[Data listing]

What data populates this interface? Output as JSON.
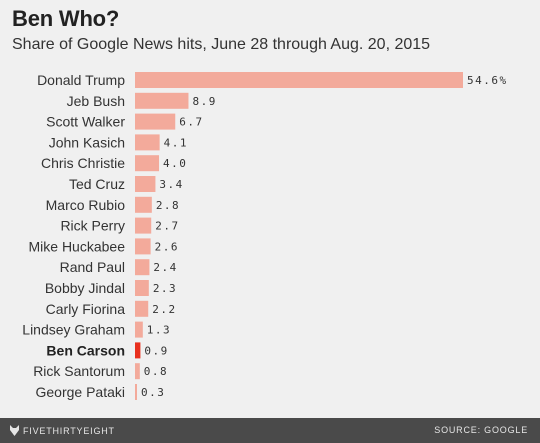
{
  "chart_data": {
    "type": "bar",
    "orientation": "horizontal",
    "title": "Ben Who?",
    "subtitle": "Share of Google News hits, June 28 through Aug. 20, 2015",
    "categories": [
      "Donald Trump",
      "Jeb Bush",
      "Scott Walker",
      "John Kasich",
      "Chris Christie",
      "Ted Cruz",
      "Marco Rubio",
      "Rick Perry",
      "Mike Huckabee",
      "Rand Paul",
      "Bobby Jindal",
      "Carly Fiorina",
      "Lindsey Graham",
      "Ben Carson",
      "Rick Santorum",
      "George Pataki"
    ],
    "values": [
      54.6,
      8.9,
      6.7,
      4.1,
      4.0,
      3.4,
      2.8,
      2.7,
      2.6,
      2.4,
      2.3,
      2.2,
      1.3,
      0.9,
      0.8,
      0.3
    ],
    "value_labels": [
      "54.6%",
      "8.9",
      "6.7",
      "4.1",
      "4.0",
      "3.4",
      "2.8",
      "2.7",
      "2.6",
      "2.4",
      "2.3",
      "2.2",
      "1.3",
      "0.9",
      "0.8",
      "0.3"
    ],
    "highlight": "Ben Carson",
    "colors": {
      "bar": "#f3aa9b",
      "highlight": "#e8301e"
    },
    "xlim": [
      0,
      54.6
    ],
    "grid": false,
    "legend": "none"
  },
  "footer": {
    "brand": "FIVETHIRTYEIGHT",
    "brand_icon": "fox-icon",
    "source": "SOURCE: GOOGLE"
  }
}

...

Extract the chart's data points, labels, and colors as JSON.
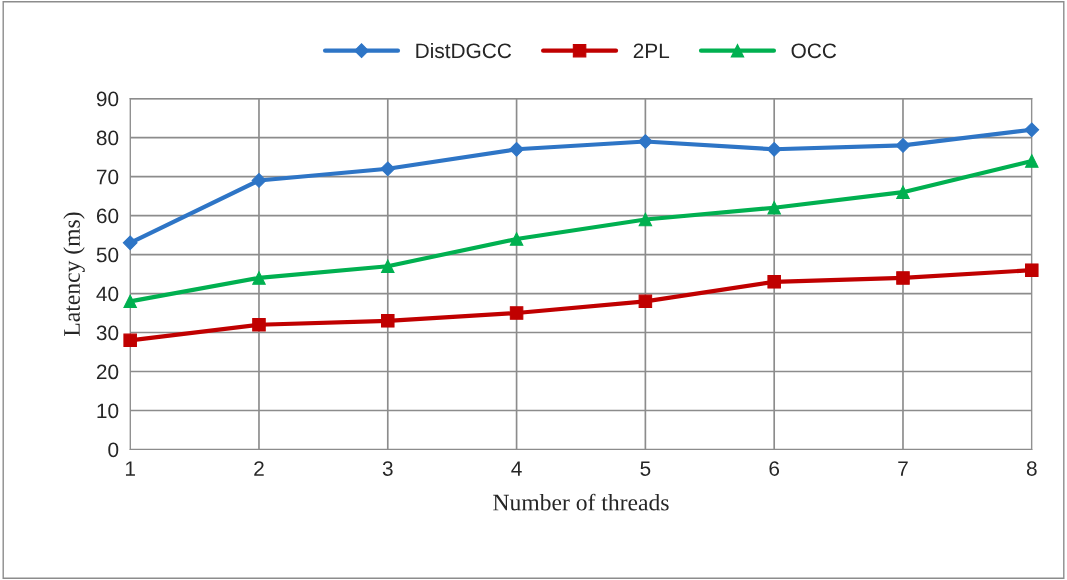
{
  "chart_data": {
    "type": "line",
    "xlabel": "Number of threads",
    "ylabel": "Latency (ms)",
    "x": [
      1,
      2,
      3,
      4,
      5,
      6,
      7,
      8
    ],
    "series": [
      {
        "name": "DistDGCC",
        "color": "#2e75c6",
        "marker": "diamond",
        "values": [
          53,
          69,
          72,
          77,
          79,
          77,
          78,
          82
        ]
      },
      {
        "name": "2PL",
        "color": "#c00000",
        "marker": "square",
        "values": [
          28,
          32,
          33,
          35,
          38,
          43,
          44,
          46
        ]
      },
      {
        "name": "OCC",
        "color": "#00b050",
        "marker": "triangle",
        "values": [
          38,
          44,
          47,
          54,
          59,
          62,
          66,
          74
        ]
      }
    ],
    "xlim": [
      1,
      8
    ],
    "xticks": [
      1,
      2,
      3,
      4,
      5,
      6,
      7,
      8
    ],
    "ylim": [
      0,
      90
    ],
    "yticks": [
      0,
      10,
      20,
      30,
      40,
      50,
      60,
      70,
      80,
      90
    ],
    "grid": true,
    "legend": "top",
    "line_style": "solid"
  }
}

Written task >> From the listing above, collect every line that mentions the word "JSON".

Final result >>
What data populates this interface? Output as JSON.
Extract the chart's data points, labels, and colors as JSON.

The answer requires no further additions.